To be done:
Below is some material; transcribe all of it exactly.

Source material:
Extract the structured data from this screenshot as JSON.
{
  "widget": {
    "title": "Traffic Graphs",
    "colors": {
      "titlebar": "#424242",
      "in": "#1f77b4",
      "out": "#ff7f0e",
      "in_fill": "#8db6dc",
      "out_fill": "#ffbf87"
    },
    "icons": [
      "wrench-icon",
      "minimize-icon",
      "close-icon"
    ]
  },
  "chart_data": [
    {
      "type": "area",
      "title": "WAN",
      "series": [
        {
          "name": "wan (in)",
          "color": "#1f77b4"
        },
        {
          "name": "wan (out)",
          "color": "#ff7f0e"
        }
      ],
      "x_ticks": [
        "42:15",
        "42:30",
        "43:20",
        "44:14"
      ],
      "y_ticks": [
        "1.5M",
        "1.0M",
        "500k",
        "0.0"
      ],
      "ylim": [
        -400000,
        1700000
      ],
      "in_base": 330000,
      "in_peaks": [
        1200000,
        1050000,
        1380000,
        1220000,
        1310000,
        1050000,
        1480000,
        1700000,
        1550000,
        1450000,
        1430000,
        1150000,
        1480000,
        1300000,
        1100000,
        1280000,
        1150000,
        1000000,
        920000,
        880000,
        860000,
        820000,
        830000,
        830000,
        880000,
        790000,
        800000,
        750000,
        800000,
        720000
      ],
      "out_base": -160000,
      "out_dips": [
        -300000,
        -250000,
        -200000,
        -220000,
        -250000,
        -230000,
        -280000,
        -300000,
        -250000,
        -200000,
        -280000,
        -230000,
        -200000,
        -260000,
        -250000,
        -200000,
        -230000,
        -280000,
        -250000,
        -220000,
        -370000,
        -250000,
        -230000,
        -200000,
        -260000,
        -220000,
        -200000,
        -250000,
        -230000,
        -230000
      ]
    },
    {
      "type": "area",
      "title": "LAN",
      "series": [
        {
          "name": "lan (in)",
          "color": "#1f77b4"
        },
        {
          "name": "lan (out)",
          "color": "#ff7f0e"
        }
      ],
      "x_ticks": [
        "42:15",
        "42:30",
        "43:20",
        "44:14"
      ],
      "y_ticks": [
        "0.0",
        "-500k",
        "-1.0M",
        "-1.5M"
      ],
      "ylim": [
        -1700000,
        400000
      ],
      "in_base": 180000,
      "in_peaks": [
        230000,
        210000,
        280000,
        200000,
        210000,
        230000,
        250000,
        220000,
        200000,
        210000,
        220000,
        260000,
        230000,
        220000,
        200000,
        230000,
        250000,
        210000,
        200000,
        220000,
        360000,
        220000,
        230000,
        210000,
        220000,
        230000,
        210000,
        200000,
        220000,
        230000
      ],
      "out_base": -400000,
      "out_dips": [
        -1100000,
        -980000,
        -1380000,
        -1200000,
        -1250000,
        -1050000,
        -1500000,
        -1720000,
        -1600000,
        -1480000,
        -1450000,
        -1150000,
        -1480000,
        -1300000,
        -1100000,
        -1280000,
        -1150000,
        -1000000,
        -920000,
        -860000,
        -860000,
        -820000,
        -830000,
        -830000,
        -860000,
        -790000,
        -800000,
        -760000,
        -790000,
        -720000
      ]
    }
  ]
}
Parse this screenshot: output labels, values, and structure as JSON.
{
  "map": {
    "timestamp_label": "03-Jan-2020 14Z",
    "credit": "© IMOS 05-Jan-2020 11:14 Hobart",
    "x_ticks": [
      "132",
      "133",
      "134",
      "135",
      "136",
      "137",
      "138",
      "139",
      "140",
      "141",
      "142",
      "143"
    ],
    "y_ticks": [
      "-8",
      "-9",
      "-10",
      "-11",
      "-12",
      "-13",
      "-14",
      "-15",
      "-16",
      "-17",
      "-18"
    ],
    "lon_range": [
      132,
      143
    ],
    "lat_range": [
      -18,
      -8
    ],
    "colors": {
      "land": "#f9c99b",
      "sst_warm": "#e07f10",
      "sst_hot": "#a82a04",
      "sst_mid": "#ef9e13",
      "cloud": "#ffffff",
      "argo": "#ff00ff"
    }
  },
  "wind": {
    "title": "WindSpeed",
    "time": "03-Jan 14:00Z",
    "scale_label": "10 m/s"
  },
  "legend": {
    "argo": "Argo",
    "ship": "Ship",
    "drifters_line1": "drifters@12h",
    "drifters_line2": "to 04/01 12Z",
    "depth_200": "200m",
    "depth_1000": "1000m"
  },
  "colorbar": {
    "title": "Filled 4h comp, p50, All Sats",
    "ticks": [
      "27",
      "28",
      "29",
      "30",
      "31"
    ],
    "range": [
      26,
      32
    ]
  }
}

Response:
Extract the structured data from this screenshot as JSON.
{
  "widget": {
    "title": "Traffic Graphs",
    "colors": {
      "titlebar": "#424242",
      "in": "#1f77b4",
      "out": "#ff7f0e",
      "in_fill": "#8db6dc",
      "out_fill": "#ffbf87"
    },
    "icons": [
      "wrench-icon",
      "minimize-icon",
      "close-icon"
    ]
  },
  "chart_data": [
    {
      "type": "area",
      "title": "WAN",
      "series": [
        {
          "name": "wan (in)",
          "color": "#1f77b4"
        },
        {
          "name": "wan (out)",
          "color": "#ff7f0e"
        }
      ],
      "x_ticks": [
        "42:15",
        "42:30",
        "43:20",
        "44:14"
      ],
      "y_ticks": [
        "1.5M",
        "1.0M",
        "500k",
        "0.0"
      ],
      "ylim": [
        -400000,
        1700000
      ],
      "in_base": 330000,
      "in_peaks": [
        1200000,
        1050000,
        1380000,
        1220000,
        1310000,
        1050000,
        1480000,
        1700000,
        1550000,
        1450000,
        1430000,
        1150000,
        1480000,
        1300000,
        1100000,
        1280000,
        1150000,
        1000000,
        920000,
        880000,
        860000,
        820000,
        830000,
        830000,
        880000,
        790000,
        800000,
        750000,
        800000,
        720000
      ],
      "out_base": -160000,
      "out_dips": [
        -300000,
        -250000,
        -200000,
        -220000,
        -250000,
        -230000,
        -280000,
        -300000,
        -250000,
        -200000,
        -280000,
        -230000,
        -200000,
        -260000,
        -250000,
        -200000,
        -230000,
        -280000,
        -250000,
        -220000,
        -370000,
        -250000,
        -230000,
        -200000,
        -260000,
        -220000,
        -200000,
        -250000,
        -230000,
        -230000
      ]
    },
    {
      "type": "area",
      "title": "LAN",
      "series": [
        {
          "name": "lan (in)",
          "color": "#1f77b4"
        },
        {
          "name": "lan (out)",
          "color": "#ff7f0e"
        }
      ],
      "x_ticks": [
        "42:15",
        "42:30",
        "43:20",
        "44:14"
      ],
      "y_ticks": [
        "0.0",
        "-500k",
        "-1.0M",
        "-1.5M"
      ],
      "ylim": [
        -1700000,
        400000
      ],
      "in_base": 180000,
      "in_peaks": [
        230000,
        210000,
        280000,
        200000,
        210000,
        230000,
        250000,
        220000,
        200000,
        210000,
        220000,
        260000,
        230000,
        220000,
        200000,
        230000,
        250000,
        210000,
        200000,
        220000,
        360000,
        220000,
        230000,
        210000,
        220000,
        230000,
        210000,
        200000,
        220000,
        230000
      ],
      "out_base": -400000,
      "out_dips": [
        -1100000,
        -980000,
        -1380000,
        -1200000,
        -1250000,
        -1050000,
        -1500000,
        -1720000,
        -1600000,
        -1480000,
        -1450000,
        -1150000,
        -1480000,
        -1300000,
        -1100000,
        -1280000,
        -1150000,
        -1000000,
        -920000,
        -860000,
        -860000,
        -820000,
        -830000,
        -830000,
        -860000,
        -790000,
        -800000,
        -760000,
        -790000,
        -720000
      ]
    }
  ]
}
Parse this screenshot: output labels, values, and structure as JSON.
{
  "map": {
    "timestamp_label": "03-Jan-2020 14Z",
    "credit": "© IMOS 05-Jan-2020 11:14 Hobart",
    "x_ticks": [
      "132",
      "133",
      "134",
      "135",
      "136",
      "137",
      "138",
      "139",
      "140",
      "141",
      "142",
      "143"
    ],
    "y_ticks": [
      "-8",
      "-9",
      "-10",
      "-11",
      "-12",
      "-13",
      "-14",
      "-15",
      "-16",
      "-17",
      "-18"
    ],
    "lon_range": [
      132,
      143
    ],
    "lat_range": [
      -18,
      -8
    ],
    "colors": {
      "land": "#f9c99b",
      "sst_warm": "#e07f10",
      "sst_hot": "#a82a04",
      "sst_mid": "#ef9e13",
      "cloud": "#ffffff",
      "argo": "#ff00ff"
    }
  },
  "wind": {
    "title": "WindSpeed",
    "time": "03-Jan 14:00Z",
    "scale_label": "10 m/s"
  },
  "legend": {
    "argo": "Argo",
    "ship": "Ship",
    "drifters_line1": "drifters@12h",
    "drifters_line2": "to 04/01 12Z",
    "depth_200": "200m",
    "depth_1000": "1000m"
  },
  "colorbar": {
    "title": "Filled 4h comp, p50, All Sats",
    "ticks": [
      "27",
      "28",
      "29",
      "30",
      "31"
    ],
    "range": [
      26,
      32
    ]
  }
}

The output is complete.